Exercise: In your copy, reproduce the entries exactly as they are, minus the images.
>> Start Data section
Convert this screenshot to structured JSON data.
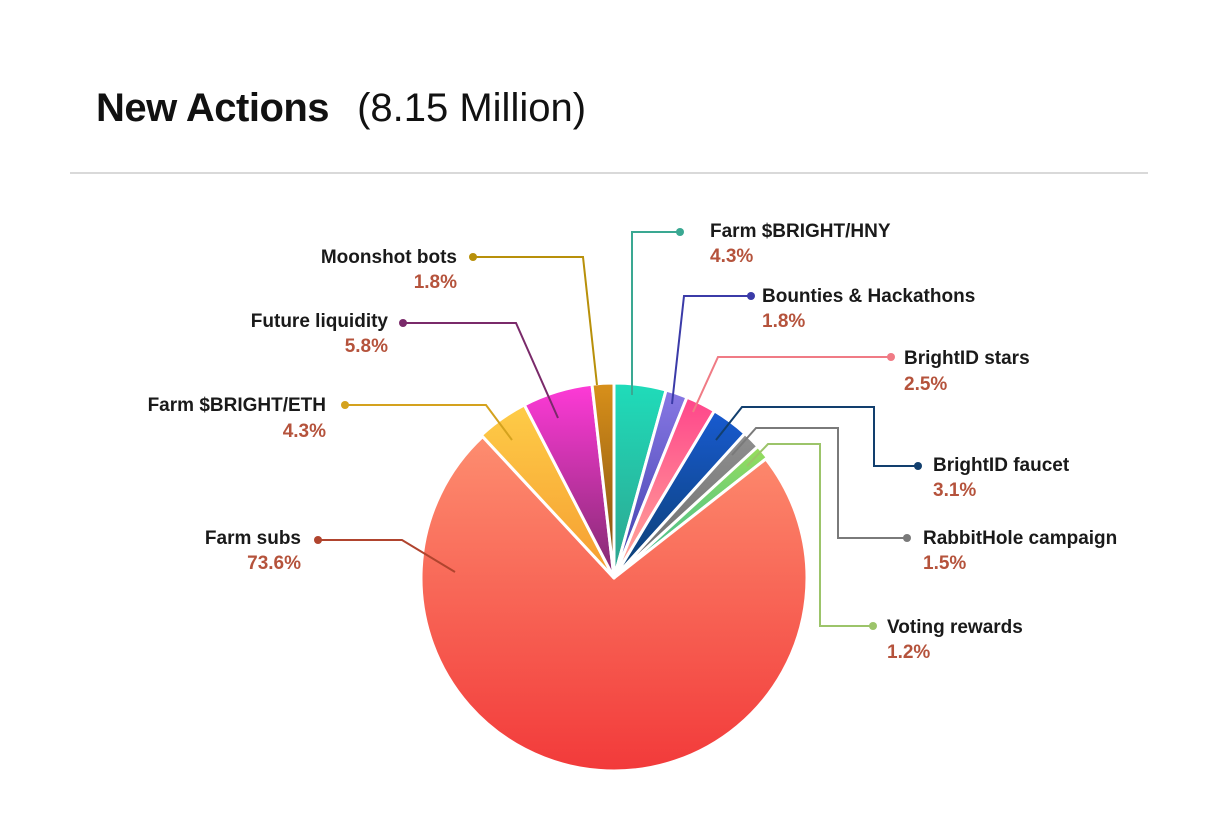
{
  "header": {
    "title": "New Actions",
    "subtitle": "(8.15 Million)"
  },
  "chart_data": {
    "type": "pie",
    "title": "New Actions",
    "subtitle": "(8.15 Million)",
    "value_unit": "%",
    "label_color": "#b5533c",
    "slices": [
      {
        "label": "Farm $BRIGHT/HNY",
        "value": 4.3,
        "pct_label": "4.3%",
        "color_top": "#1fdcba",
        "color_bottom": "#2fa08c",
        "leader_color": "#3aa892"
      },
      {
        "label": "Bounties & Hackathons",
        "value": 1.8,
        "pct_label": "1.8%",
        "color_top": "#8a7ae6",
        "color_bottom": "#3b3ba8",
        "leader_color": "#3b3ba8"
      },
      {
        "label": "BrightID stars",
        "value": 2.5,
        "pct_label": "2.5%",
        "color_top": "#ff3d8a",
        "color_bottom": "#ffb39a",
        "leader_color": "#f07b85"
      },
      {
        "label": "BrightID faucet",
        "value": 3.1,
        "pct_label": "3.1%",
        "color_top": "#1a5fe0",
        "color_bottom": "#0b3d6b",
        "leader_color": "#123f6e"
      },
      {
        "label": "RabbitHole campaign",
        "value": 1.5,
        "pct_label": "1.5%",
        "color_top": "#9a9a9a",
        "color_bottom": "#6a6a6a",
        "leader_color": "#7a7a7a"
      },
      {
        "label": "Voting rewards",
        "value": 1.2,
        "pct_label": "1.2%",
        "color_top": "#c6f03c",
        "color_bottom": "#2fb5a0",
        "leader_color": "#9cc46a"
      },
      {
        "label": "Farm subs",
        "value": 73.6,
        "pct_label": "73.6%",
        "color_top": "#ff9a78",
        "color_bottom": "#f23a3a",
        "leader_color": "#b0442e"
      },
      {
        "label": "Farm $BRIGHT/ETH",
        "value": 4.3,
        "pct_label": "4.3%",
        "color_top": "#ffd24a",
        "color_bottom": "#f59a30",
        "leader_color": "#d4a21e"
      },
      {
        "label": "Future liquidity",
        "value": 5.8,
        "pct_label": "5.8%",
        "color_top": "#ff3ad8",
        "color_bottom": "#7a2a6a",
        "leader_color": "#7a2a6a"
      },
      {
        "label": "Moonshot bots",
        "value": 1.8,
        "pct_label": "1.8%",
        "color_top": "#d8901a",
        "color_bottom": "#7a4a10",
        "leader_color": "#b8900a"
      }
    ]
  }
}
>> End Data section
Correct output:
Convert this screenshot to structured JSON data.
{
  "header": {
    "title": "New Actions",
    "subtitle": "(8.15 Million)"
  },
  "chart_data": {
    "type": "pie",
    "title": "New Actions",
    "subtitle": "(8.15 Million)",
    "value_unit": "%",
    "label_color": "#b5533c",
    "slices": [
      {
        "label": "Farm $BRIGHT/HNY",
        "value": 4.3,
        "pct_label": "4.3%",
        "color_top": "#1fdcba",
        "color_bottom": "#2fa08c",
        "leader_color": "#3aa892"
      },
      {
        "label": "Bounties & Hackathons",
        "value": 1.8,
        "pct_label": "1.8%",
        "color_top": "#8a7ae6",
        "color_bottom": "#3b3ba8",
        "leader_color": "#3b3ba8"
      },
      {
        "label": "BrightID stars",
        "value": 2.5,
        "pct_label": "2.5%",
        "color_top": "#ff3d8a",
        "color_bottom": "#ffb39a",
        "leader_color": "#f07b85"
      },
      {
        "label": "BrightID faucet",
        "value": 3.1,
        "pct_label": "3.1%",
        "color_top": "#1a5fe0",
        "color_bottom": "#0b3d6b",
        "leader_color": "#123f6e"
      },
      {
        "label": "RabbitHole campaign",
        "value": 1.5,
        "pct_label": "1.5%",
        "color_top": "#9a9a9a",
        "color_bottom": "#6a6a6a",
        "leader_color": "#7a7a7a"
      },
      {
        "label": "Voting rewards",
        "value": 1.2,
        "pct_label": "1.2%",
        "color_top": "#c6f03c",
        "color_bottom": "#2fb5a0",
        "leader_color": "#9cc46a"
      },
      {
        "label": "Farm subs",
        "value": 73.6,
        "pct_label": "73.6%",
        "color_top": "#ff9a78",
        "color_bottom": "#f23a3a",
        "leader_color": "#b0442e"
      },
      {
        "label": "Farm $BRIGHT/ETH",
        "value": 4.3,
        "pct_label": "4.3%",
        "color_top": "#ffd24a",
        "color_bottom": "#f59a30",
        "leader_color": "#d4a21e"
      },
      {
        "label": "Future liquidity",
        "value": 5.8,
        "pct_label": "5.8%",
        "color_top": "#ff3ad8",
        "color_bottom": "#7a2a6a",
        "leader_color": "#7a2a6a"
      },
      {
        "label": "Moonshot bots",
        "value": 1.8,
        "pct_label": "1.8%",
        "color_top": "#d8901a",
        "color_bottom": "#7a4a10",
        "leader_color": "#b8900a"
      }
    ]
  }
}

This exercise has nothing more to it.